__INSTRUCTIONS TO FOLLOW__:
Extract each line holding the word "Tahun" from the entries.
[[ SUPPLIED DATA, beginning ]]
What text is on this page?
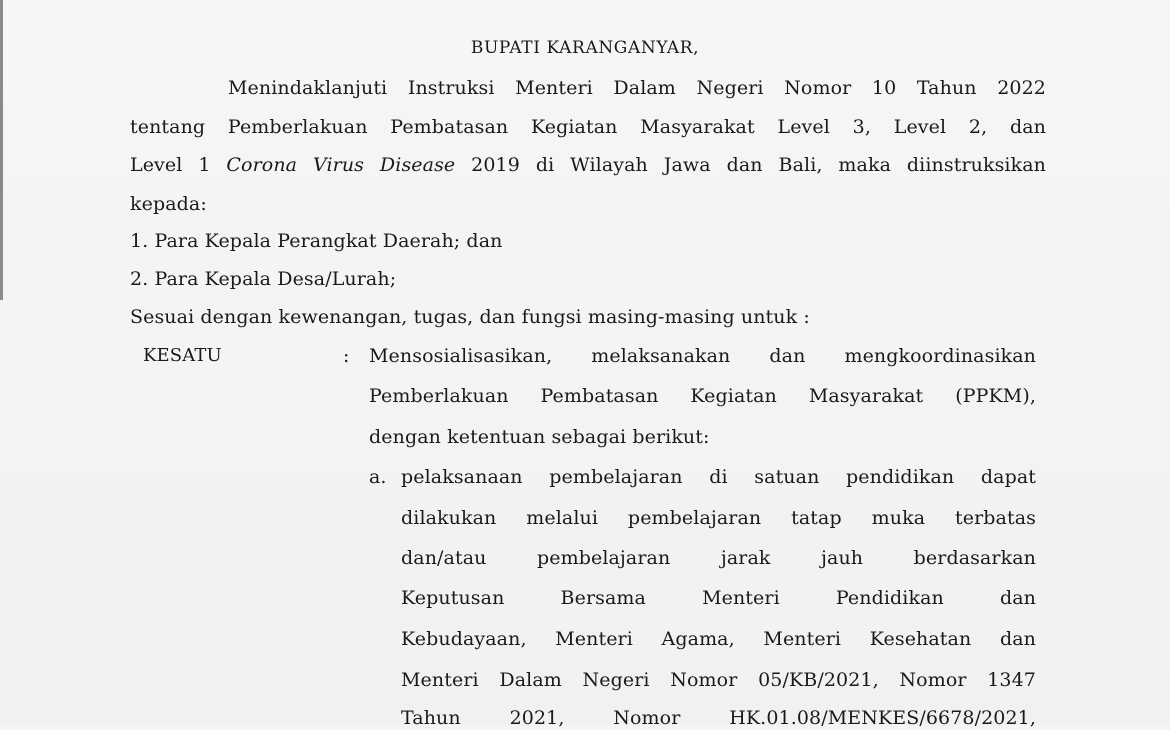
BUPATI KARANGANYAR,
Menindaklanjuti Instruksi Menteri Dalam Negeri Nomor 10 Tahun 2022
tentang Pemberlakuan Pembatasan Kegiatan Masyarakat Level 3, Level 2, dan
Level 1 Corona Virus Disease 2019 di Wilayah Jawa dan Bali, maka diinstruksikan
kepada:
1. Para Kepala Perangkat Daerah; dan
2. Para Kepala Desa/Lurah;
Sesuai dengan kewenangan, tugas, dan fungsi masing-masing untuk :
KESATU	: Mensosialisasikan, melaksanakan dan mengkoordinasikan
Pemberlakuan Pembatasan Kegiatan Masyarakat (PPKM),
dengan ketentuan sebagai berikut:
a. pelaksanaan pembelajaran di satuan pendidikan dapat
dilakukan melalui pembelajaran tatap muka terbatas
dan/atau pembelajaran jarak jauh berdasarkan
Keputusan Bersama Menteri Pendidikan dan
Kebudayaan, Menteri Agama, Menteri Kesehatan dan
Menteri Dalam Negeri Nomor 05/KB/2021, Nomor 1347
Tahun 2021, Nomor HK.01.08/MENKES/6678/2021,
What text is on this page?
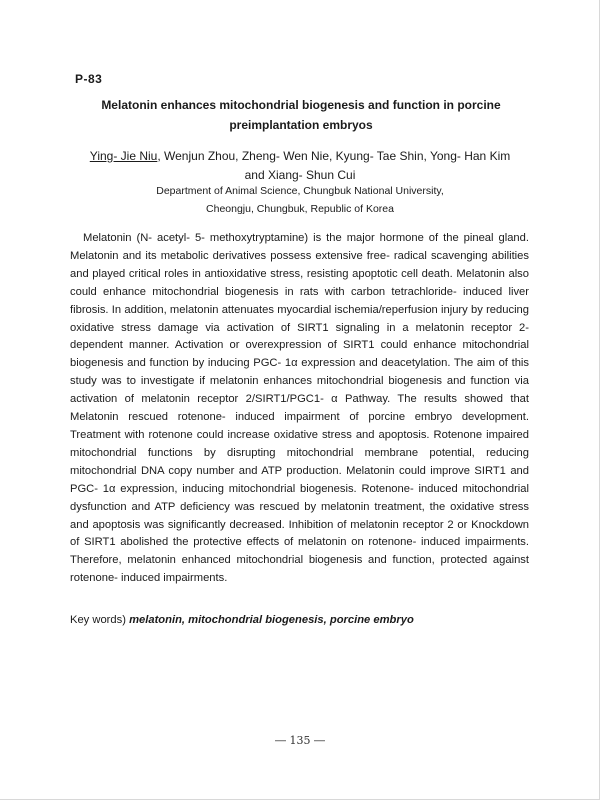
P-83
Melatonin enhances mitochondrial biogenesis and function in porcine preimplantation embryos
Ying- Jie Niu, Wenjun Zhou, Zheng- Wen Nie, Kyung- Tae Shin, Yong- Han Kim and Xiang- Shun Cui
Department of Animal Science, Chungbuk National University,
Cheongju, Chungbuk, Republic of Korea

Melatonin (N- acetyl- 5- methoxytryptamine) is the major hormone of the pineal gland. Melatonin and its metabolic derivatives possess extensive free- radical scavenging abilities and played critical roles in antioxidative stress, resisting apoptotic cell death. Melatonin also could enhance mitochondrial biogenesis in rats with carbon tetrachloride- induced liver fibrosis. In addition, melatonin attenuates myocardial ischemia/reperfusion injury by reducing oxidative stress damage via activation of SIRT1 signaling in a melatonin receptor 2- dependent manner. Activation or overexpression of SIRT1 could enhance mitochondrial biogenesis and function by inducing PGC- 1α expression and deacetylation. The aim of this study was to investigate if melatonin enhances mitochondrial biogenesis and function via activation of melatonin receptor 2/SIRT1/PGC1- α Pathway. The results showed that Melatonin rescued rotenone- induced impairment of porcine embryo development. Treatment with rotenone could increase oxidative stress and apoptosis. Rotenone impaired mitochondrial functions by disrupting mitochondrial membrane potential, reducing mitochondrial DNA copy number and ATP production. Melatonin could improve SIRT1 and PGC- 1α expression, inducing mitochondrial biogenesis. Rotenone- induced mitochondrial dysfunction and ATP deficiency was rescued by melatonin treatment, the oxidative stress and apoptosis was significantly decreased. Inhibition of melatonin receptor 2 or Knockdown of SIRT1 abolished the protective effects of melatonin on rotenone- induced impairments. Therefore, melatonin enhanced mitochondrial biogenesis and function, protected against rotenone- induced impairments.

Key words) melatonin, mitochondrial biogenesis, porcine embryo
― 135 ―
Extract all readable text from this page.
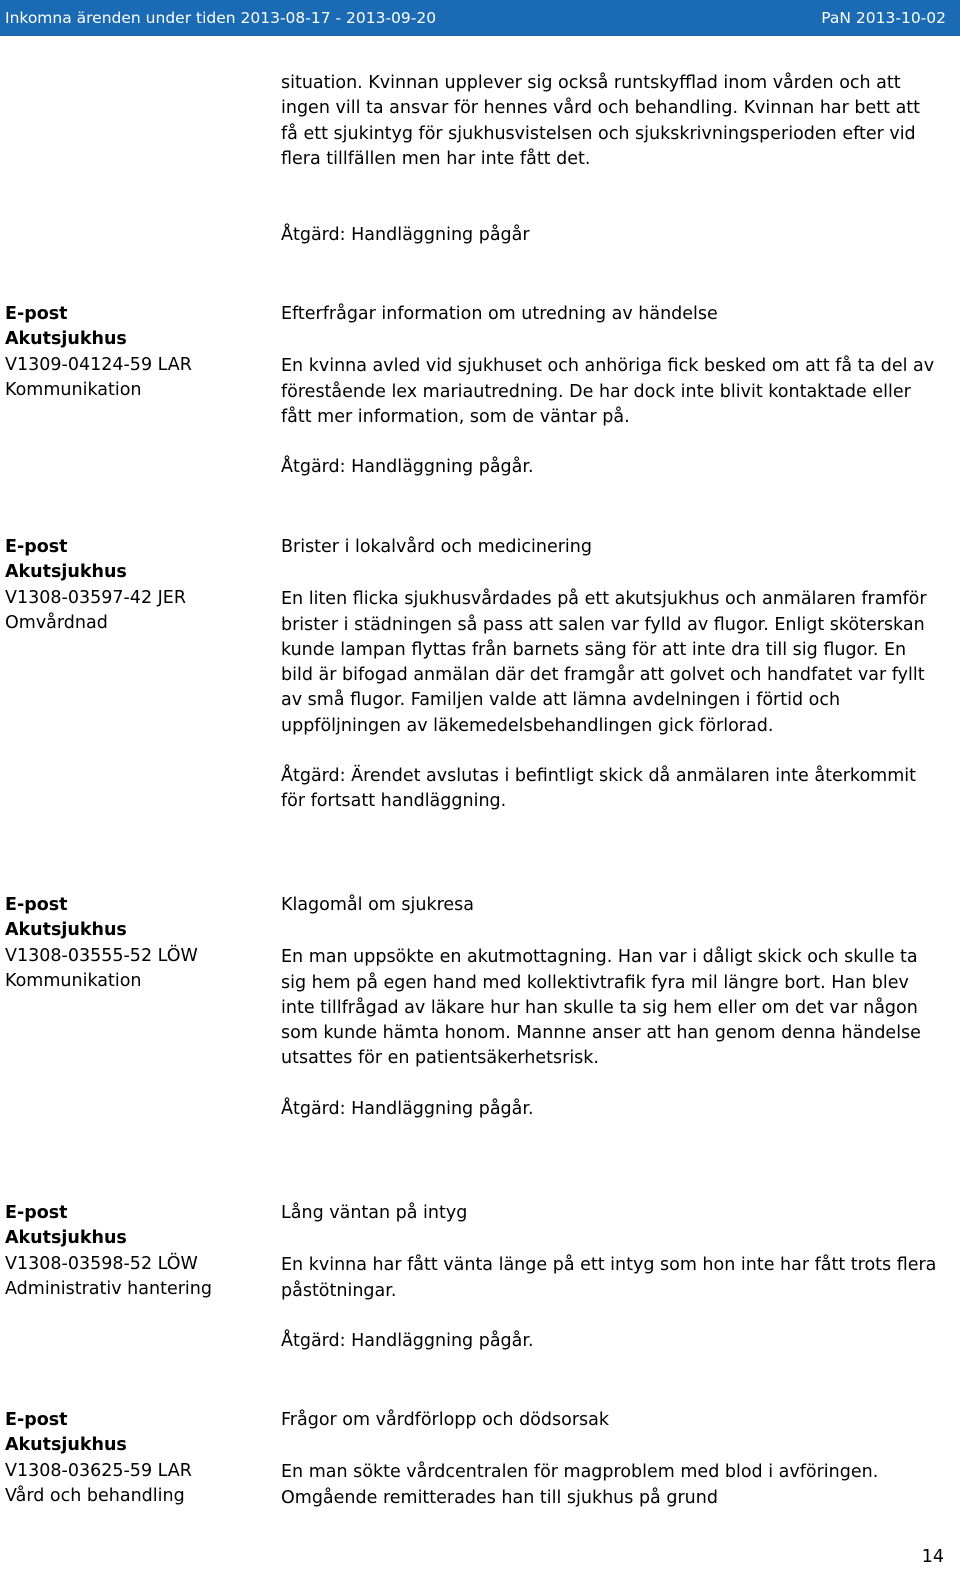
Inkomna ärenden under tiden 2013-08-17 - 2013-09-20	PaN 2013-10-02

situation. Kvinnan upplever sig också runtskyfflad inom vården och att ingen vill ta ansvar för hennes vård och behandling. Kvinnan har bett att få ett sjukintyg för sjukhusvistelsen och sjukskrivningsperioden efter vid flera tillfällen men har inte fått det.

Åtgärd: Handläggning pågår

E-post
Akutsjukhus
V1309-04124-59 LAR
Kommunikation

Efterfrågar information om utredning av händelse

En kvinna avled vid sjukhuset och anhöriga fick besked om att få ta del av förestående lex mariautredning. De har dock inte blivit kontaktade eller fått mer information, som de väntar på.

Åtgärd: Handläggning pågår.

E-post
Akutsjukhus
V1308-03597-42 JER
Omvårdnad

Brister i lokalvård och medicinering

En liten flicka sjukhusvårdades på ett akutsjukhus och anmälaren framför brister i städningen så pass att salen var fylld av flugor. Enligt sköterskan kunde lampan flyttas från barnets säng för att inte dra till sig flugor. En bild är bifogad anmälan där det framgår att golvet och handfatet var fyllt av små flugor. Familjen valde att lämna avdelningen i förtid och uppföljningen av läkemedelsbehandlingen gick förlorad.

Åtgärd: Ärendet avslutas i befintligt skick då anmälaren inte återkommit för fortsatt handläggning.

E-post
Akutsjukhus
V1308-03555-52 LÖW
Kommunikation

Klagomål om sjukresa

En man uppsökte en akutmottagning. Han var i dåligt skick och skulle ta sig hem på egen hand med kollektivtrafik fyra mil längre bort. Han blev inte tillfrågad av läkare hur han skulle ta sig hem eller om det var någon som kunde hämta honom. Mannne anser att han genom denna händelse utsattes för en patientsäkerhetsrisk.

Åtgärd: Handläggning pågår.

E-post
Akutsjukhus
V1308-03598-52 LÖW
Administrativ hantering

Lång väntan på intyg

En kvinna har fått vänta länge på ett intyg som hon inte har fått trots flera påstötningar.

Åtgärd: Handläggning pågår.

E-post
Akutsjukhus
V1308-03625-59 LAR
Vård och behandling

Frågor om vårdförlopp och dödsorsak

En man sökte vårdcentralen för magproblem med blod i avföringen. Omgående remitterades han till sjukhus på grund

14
[[ SUPPLIED DATA, end ]]
__EXERCISE OUTPUT__:
Menindaklanjuti Instruksi Menteri Dalam Negeri Nomor 10 Tahun 2022
Tahun 2021, Nomor HK.01.08/MENKES/6678/2021,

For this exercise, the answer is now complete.